WHAT IS NEEDED:
Set every record down verbatim and omit the pictures.

--- Start MATERIAL ---

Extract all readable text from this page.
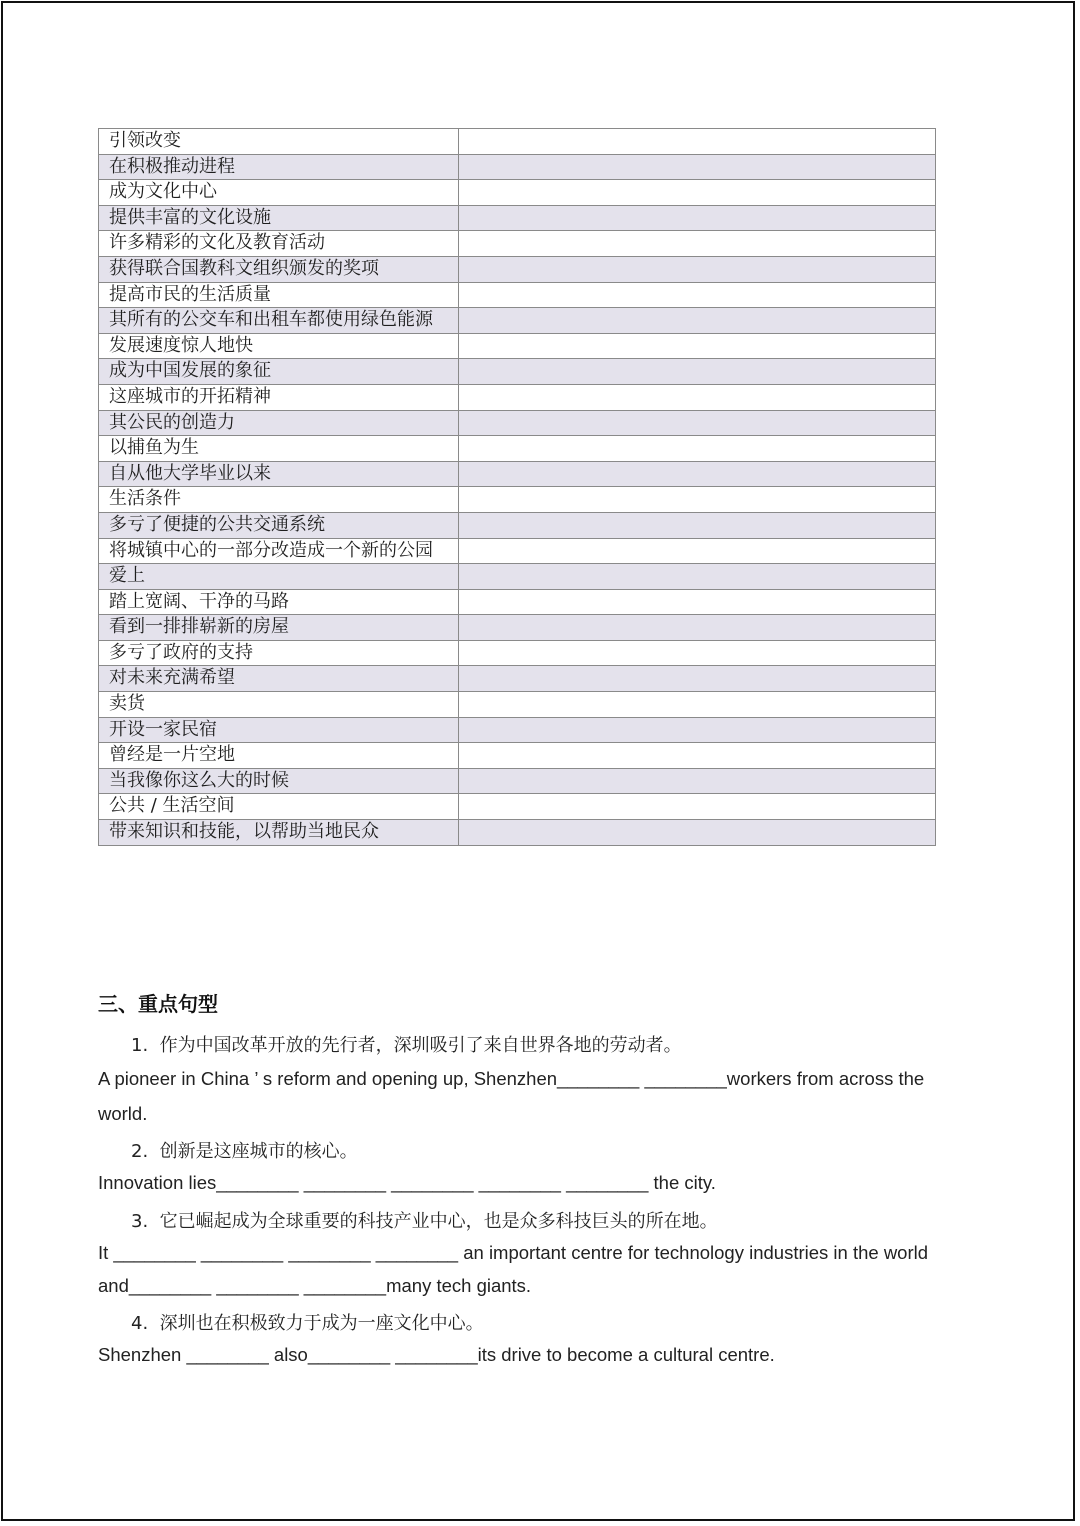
引领改变	
在积极推动进程	
成为文化中心	
提供丰富的文化设施	
许多精彩的文化及教育活动	
获得联合国教科文组织颁发的奖项	
提高市民的生活质量	
其所有的公交车和出租车都使用绿色能源	
发展速度惊人地快	
成为中国发展的象征	
这座城市的开拓精神	
其公民的创造力	
以捕鱼为生	
自从他大学毕业以来	
生活条件	
多亏了便捷的公共交通系统	
将城镇中心的一部分改造成一个新的公园	
爱上	
踏上宽阔、干净的马路	
看到一排排崭新的房屋	
多亏了政府的支持	
对未来充满希望	
卖货	
开设一家民宿	
曾经是一片空地	
当我像你这么大的时候	
公共 / 生活空间	
带来知识和技能，以帮助当地民众	
三、重点句型
1. 作为中国改革开放的先行者，深圳吸引了来自世界各地的劳动者。
A pioneer in China ’ s reform and opening up, Shenzhen________ ________workers from across the
world.
2. 创新是这座城市的核心。
Innovation lies________ ________ ________ ________ ________ the city.
3. 它已崛起成为全球重要的科技产业中心，也是众多科技巨头的所在地。
It ________ ________ ________ ________ an important centre for technology industries in the world
and________ ________ ________many tech giants.
4. 深圳也在积极致力于成为一座文化中心。
Shenzhen ________ also________ ________its drive to become a cultural centre.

--- End MATERIAL ---

EXERCISE RESPONSE:
Extract all readable text from this page.
引领改变	
在积极推动进程	
成为文化中心	
提供丰富的文化设施	
许多精彩的文化及教育活动	
获得联合国教科文组织颁发的奖项	
提高市民的生活质量	
其所有的公交车和出租车都使用绿色能源	
发展速度惊人地快	
成为中国发展的象征	
这座城市的开拓精神	
其公民的创造力	
以捕鱼为生	
自从他大学毕业以来	
生活条件	
多亏了便捷的公共交通系统	
将城镇中心的一部分改造成一个新的公园	
爱上	
踏上宽阔、干净的马路	
看到一排排崭新的房屋	
多亏了政府的支持	
对未来充满希望	
卖货	
开设一家民宿	
曾经是一片空地	
当我像你这么大的时候	
公共 / 生活空间	
带来知识和技能，以帮助当地民众	
三、重点句型
1. 作为中国改革开放的先行者，深圳吸引了来自世界各地的劳动者。
A pioneer in China ’ s reform and opening up, Shenzhen________ ________workers from across the
world.
2. 创新是这座城市的核心。
Innovation lies________ ________ ________ ________ ________ the city.
3. 它已崛起成为全球重要的科技产业中心，也是众多科技巨头的所在地。
It ________ ________ ________ ________ an important centre for technology industries in the world
and________ ________ ________many tech giants.
4. 深圳也在积极致力于成为一座文化中心。
Shenzhen ________ also________ ________its drive to become a cultural centre.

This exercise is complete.